→ Description of the task
Check every line of the material below for the string "this", and return the ones that have it.
===== Input material =====
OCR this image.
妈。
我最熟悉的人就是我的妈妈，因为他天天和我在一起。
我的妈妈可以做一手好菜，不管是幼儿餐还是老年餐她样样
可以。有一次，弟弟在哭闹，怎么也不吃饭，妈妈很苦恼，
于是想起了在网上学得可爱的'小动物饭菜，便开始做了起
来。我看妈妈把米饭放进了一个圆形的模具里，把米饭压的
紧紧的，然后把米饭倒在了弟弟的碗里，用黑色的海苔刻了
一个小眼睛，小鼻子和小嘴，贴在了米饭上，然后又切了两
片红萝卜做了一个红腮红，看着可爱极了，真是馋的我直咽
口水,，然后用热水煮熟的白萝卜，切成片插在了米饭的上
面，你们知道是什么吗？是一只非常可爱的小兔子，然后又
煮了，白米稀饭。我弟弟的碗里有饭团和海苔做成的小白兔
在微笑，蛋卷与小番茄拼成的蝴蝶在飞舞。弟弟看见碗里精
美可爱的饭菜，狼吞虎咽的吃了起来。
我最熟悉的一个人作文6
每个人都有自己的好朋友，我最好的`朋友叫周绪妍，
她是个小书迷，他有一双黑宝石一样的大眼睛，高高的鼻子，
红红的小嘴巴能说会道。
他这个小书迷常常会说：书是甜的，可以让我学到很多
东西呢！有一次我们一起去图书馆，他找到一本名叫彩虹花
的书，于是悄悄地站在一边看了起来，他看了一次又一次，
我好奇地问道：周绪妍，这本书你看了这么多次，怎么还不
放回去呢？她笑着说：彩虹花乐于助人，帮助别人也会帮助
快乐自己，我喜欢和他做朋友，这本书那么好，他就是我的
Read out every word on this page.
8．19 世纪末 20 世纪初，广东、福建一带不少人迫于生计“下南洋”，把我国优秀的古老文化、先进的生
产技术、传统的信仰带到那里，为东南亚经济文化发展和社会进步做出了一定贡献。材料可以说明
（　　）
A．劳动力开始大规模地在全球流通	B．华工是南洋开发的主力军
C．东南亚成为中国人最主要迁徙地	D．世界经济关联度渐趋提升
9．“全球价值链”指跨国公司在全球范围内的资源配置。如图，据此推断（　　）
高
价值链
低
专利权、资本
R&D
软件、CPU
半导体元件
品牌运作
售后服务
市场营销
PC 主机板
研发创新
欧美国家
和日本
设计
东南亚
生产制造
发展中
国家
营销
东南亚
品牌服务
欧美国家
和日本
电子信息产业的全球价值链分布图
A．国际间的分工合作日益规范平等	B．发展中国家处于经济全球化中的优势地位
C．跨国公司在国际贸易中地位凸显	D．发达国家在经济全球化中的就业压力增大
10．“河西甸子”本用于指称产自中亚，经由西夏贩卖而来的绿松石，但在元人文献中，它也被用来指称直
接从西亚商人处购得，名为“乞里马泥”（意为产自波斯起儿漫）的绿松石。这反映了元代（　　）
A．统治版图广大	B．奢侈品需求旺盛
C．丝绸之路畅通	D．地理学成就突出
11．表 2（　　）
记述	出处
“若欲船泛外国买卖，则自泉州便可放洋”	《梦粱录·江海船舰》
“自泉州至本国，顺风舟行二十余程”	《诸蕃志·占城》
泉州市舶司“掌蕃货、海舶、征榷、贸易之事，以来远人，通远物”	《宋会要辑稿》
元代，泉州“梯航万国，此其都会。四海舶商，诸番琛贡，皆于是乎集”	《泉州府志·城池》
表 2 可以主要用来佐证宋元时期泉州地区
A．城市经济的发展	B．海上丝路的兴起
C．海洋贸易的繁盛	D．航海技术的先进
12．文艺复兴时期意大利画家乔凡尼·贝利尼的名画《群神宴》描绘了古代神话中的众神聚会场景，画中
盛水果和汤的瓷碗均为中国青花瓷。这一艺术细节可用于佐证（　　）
=====
→ Correct result
OCR this image.
Read out every word on this page.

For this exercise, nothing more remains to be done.